Records contained in a dataset:

——

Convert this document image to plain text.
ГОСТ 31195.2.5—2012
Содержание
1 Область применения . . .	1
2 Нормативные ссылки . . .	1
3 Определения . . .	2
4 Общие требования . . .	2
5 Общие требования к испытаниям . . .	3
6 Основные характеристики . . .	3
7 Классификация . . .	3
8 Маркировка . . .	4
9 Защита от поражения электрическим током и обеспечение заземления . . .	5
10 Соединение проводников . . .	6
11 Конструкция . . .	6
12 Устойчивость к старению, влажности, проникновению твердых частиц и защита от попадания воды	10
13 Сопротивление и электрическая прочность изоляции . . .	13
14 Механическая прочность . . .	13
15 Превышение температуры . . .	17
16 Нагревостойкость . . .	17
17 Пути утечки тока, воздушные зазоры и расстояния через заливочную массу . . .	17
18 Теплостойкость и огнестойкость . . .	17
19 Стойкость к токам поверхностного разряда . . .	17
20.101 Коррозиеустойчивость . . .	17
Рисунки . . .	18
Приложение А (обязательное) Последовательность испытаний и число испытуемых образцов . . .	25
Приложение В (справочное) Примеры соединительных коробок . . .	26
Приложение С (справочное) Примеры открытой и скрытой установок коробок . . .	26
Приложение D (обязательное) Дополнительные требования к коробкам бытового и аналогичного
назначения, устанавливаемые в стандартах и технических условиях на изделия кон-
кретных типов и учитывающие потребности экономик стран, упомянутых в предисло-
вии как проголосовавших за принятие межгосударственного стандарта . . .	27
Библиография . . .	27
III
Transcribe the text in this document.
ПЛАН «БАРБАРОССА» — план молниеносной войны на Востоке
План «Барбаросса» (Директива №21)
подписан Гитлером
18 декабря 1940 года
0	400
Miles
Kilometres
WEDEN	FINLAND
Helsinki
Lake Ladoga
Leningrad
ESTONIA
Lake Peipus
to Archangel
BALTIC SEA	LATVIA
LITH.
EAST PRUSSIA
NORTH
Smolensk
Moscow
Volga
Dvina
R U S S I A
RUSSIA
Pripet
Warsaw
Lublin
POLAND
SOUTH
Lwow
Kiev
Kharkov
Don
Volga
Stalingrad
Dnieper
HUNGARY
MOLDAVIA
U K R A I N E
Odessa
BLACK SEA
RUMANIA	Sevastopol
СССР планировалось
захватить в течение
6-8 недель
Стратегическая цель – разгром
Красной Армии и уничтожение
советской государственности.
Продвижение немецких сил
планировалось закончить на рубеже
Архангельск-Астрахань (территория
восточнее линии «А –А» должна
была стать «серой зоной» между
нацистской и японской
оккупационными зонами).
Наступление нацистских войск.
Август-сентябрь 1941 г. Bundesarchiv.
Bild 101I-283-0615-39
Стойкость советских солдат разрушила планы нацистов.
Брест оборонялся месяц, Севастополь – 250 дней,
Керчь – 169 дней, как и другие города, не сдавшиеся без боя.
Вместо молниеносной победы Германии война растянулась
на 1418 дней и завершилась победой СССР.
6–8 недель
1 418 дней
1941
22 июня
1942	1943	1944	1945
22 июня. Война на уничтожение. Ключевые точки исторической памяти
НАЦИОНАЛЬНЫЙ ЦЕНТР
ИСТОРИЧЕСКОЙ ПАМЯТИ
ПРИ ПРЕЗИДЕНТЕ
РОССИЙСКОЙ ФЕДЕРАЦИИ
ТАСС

——

Pull out every line of the entries that includes the word "Примеры".

▶ _EXPECTED OUTPUT_
Приложение В (справочное) Примеры соединительных коробок . . .	26
Приложение С (справочное) Примеры открытой и скрытой установок коробок . . .	26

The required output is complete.